━━━ Given records ━━━

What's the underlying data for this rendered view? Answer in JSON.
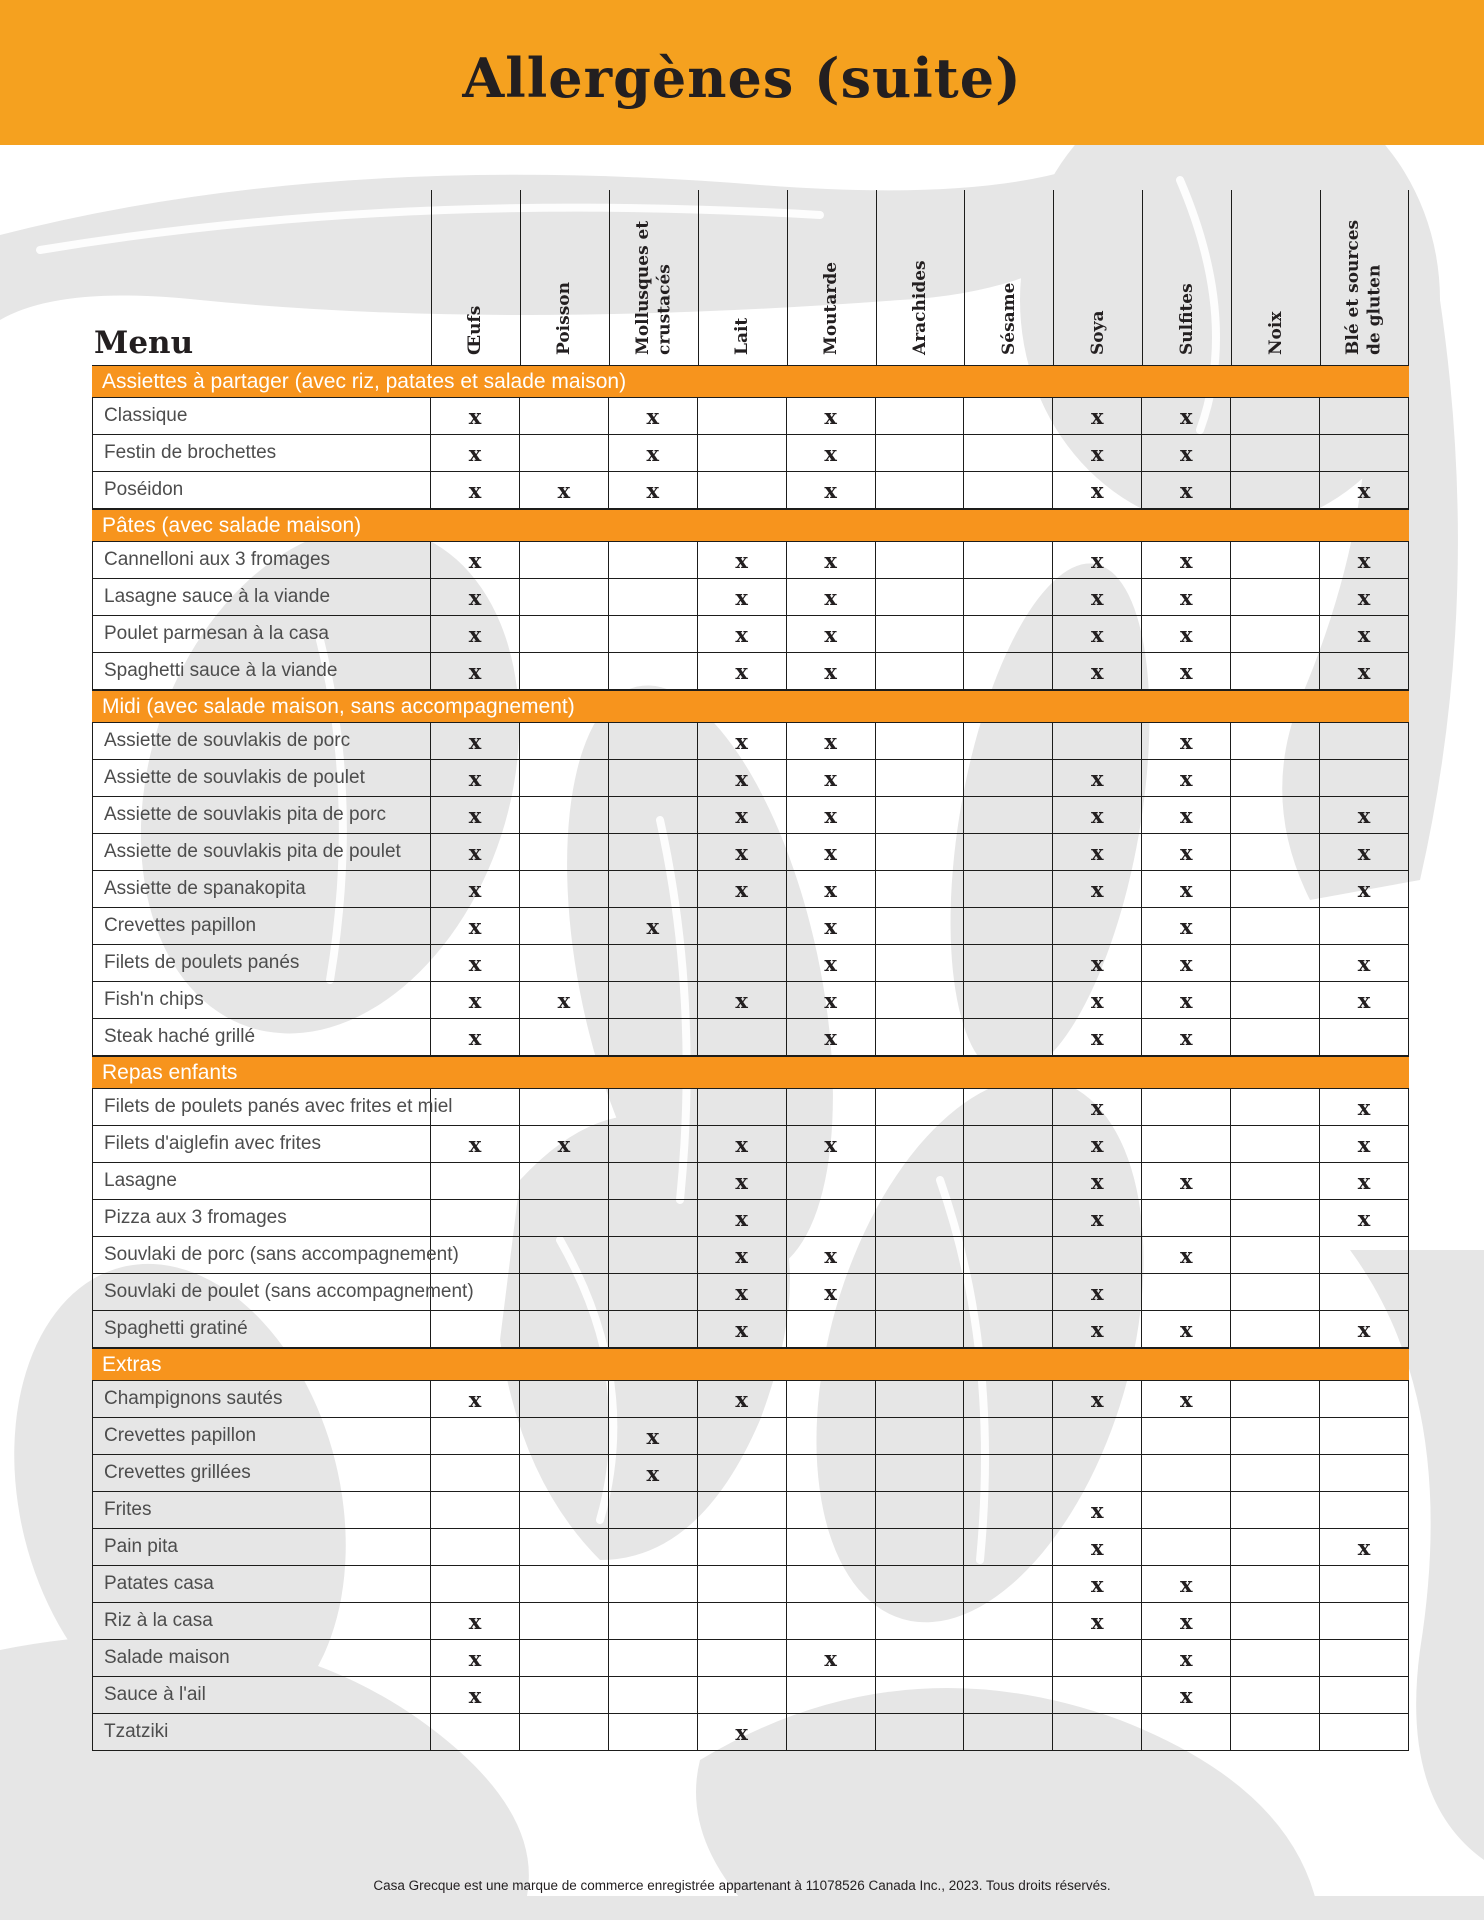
{
  "page": {
    "title": "Allergènes (suite)",
    "footer": "Casa Grecque est une marque de commerce enregistrée appartenant à 11078526 Canada Inc., 2023. Tous droits réservés."
  },
  "colors": {
    "title_band_orange": "#F5A11F",
    "section_band_orange": "#F7941D",
    "ink": "#231F20",
    "row_label_gray": "#4D4D4D",
    "artwork_gray": "#E6E6E6",
    "band_text_white": "#FFFFFF"
  },
  "table": {
    "menu_header": "Menu",
    "mark_glyph": "x",
    "columns": [
      "Œufs",
      "Poisson",
      "Mollusques et crustacés",
      "Lait",
      "Moutarde",
      "Arachides",
      "Sésame",
      "Soya",
      "Sulfites",
      "Noix",
      "Blé et sources de gluten"
    ],
    "sections": [
      {
        "title": "Assiettes à partager (avec riz, patates et salade maison)",
        "rows": [
          {
            "label": "Classique",
            "marks": [
              1,
              0,
              1,
              0,
              1,
              0,
              0,
              1,
              1,
              0,
              0
            ]
          },
          {
            "label": "Festin de brochettes",
            "marks": [
              1,
              0,
              1,
              0,
              1,
              0,
              0,
              1,
              1,
              0,
              0
            ]
          },
          {
            "label": "Poséidon",
            "marks": [
              1,
              1,
              1,
              0,
              1,
              0,
              0,
              1,
              1,
              0,
              1
            ]
          }
        ]
      },
      {
        "title": "Pâtes (avec salade maison)",
        "rows": [
          {
            "label": "Cannelloni aux 3 fromages",
            "marks": [
              1,
              0,
              0,
              1,
              1,
              0,
              0,
              1,
              1,
              0,
              1
            ]
          },
          {
            "label": "Lasagne sauce à la viande",
            "marks": [
              1,
              0,
              0,
              1,
              1,
              0,
              0,
              1,
              1,
              0,
              1
            ]
          },
          {
            "label": "Poulet parmesan à la casa",
            "marks": [
              1,
              0,
              0,
              1,
              1,
              0,
              0,
              1,
              1,
              0,
              1
            ]
          },
          {
            "label": "Spaghetti sauce à la viande",
            "marks": [
              1,
              0,
              0,
              1,
              1,
              0,
              0,
              1,
              1,
              0,
              1
            ]
          }
        ]
      },
      {
        "title": "Midi (avec salade maison, sans accompagnement)",
        "rows": [
          {
            "label": "Assiette de souvlakis de porc",
            "marks": [
              1,
              0,
              0,
              1,
              1,
              0,
              0,
              0,
              1,
              0,
              0
            ]
          },
          {
            "label": "Assiette de souvlakis de poulet",
            "marks": [
              1,
              0,
              0,
              1,
              1,
              0,
              0,
              1,
              1,
              0,
              0
            ]
          },
          {
            "label": "Assiette de souvlakis pita de porc",
            "marks": [
              1,
              0,
              0,
              1,
              1,
              0,
              0,
              1,
              1,
              0,
              1
            ]
          },
          {
            "label": "Assiette de souvlakis pita de poulet",
            "marks": [
              1,
              0,
              0,
              1,
              1,
              0,
              0,
              1,
              1,
              0,
              1
            ]
          },
          {
            "label": "Assiette de spanakopita",
            "marks": [
              1,
              0,
              0,
              1,
              1,
              0,
              0,
              1,
              1,
              0,
              1
            ]
          },
          {
            "label": "Crevettes papillon",
            "marks": [
              1,
              0,
              1,
              0,
              1,
              0,
              0,
              0,
              1,
              0,
              0
            ]
          },
          {
            "label": "Filets de poulets panés",
            "marks": [
              1,
              0,
              0,
              0,
              1,
              0,
              0,
              1,
              1,
              0,
              1
            ]
          },
          {
            "label": "Fish'n chips",
            "marks": [
              1,
              1,
              0,
              1,
              1,
              0,
              0,
              1,
              1,
              0,
              1
            ]
          },
          {
            "label": "Steak haché grillé",
            "marks": [
              1,
              0,
              0,
              0,
              1,
              0,
              0,
              1,
              1,
              0,
              0
            ]
          }
        ]
      },
      {
        "title": "Repas enfants",
        "rows": [
          {
            "label": "Filets de poulets panés avec frites et miel",
            "marks": [
              0,
              0,
              0,
              0,
              0,
              0,
              0,
              1,
              0,
              0,
              1
            ]
          },
          {
            "label": "Filets d'aiglefin avec frites",
            "marks": [
              1,
              1,
              0,
              1,
              1,
              0,
              0,
              1,
              0,
              0,
              1
            ]
          },
          {
            "label": "Lasagne",
            "marks": [
              0,
              0,
              0,
              1,
              0,
              0,
              0,
              1,
              1,
              0,
              1
            ]
          },
          {
            "label": "Pizza aux 3 fromages",
            "marks": [
              0,
              0,
              0,
              1,
              0,
              0,
              0,
              1,
              0,
              0,
              1
            ]
          },
          {
            "label": "Souvlaki de porc (sans accompagnement)",
            "marks": [
              0,
              0,
              0,
              1,
              1,
              0,
              0,
              0,
              1,
              0,
              0
            ]
          },
          {
            "label": "Souvlaki de poulet (sans accompagnement)",
            "marks": [
              0,
              0,
              0,
              1,
              1,
              0,
              0,
              1,
              0,
              0,
              0
            ]
          },
          {
            "label": "Spaghetti gratiné",
            "marks": [
              0,
              0,
              0,
              1,
              0,
              0,
              0,
              1,
              1,
              0,
              1
            ]
          }
        ]
      },
      {
        "title": "Extras",
        "rows": [
          {
            "label": "Champignons sautés",
            "marks": [
              1,
              0,
              0,
              1,
              0,
              0,
              0,
              1,
              1,
              0,
              0
            ]
          },
          {
            "label": "Crevettes papillon",
            "marks": [
              0,
              0,
              1,
              0,
              0,
              0,
              0,
              0,
              0,
              0,
              0
            ]
          },
          {
            "label": "Crevettes grillées",
            "marks": [
              0,
              0,
              1,
              0,
              0,
              0,
              0,
              0,
              0,
              0,
              0
            ]
          },
          {
            "label": "Frites",
            "marks": [
              0,
              0,
              0,
              0,
              0,
              0,
              0,
              1,
              0,
              0,
              0
            ]
          },
          {
            "label": "Pain pita",
            "marks": [
              0,
              0,
              0,
              0,
              0,
              0,
              0,
              1,
              0,
              0,
              1
            ]
          },
          {
            "label": "Patates casa",
            "marks": [
              0,
              0,
              0,
              0,
              0,
              0,
              0,
              1,
              1,
              0,
              0
            ]
          },
          {
            "label": "Riz à la casa",
            "marks": [
              1,
              0,
              0,
              0,
              0,
              0,
              0,
              1,
              1,
              0,
              0
            ]
          },
          {
            "label": "Salade maison",
            "marks": [
              1,
              0,
              0,
              0,
              1,
              0,
              0,
              0,
              1,
              0,
              0
            ]
          },
          {
            "label": "Sauce à l'ail",
            "marks": [
              1,
              0,
              0,
              0,
              0,
              0,
              0,
              0,
              1,
              0,
              0
            ]
          },
          {
            "label": "Tzatziki",
            "marks": [
              0,
              0,
              0,
              1,
              0,
              0,
              0,
              0,
              0,
              0,
              0
            ]
          }
        ]
      }
    ]
  }
}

━━━

### The request
Show every line in the entries where the string "panés" occurs.

### Reply
            "label": "Filets de poulets panés",
            "label": "Filets de poulets panés avec frites et miel",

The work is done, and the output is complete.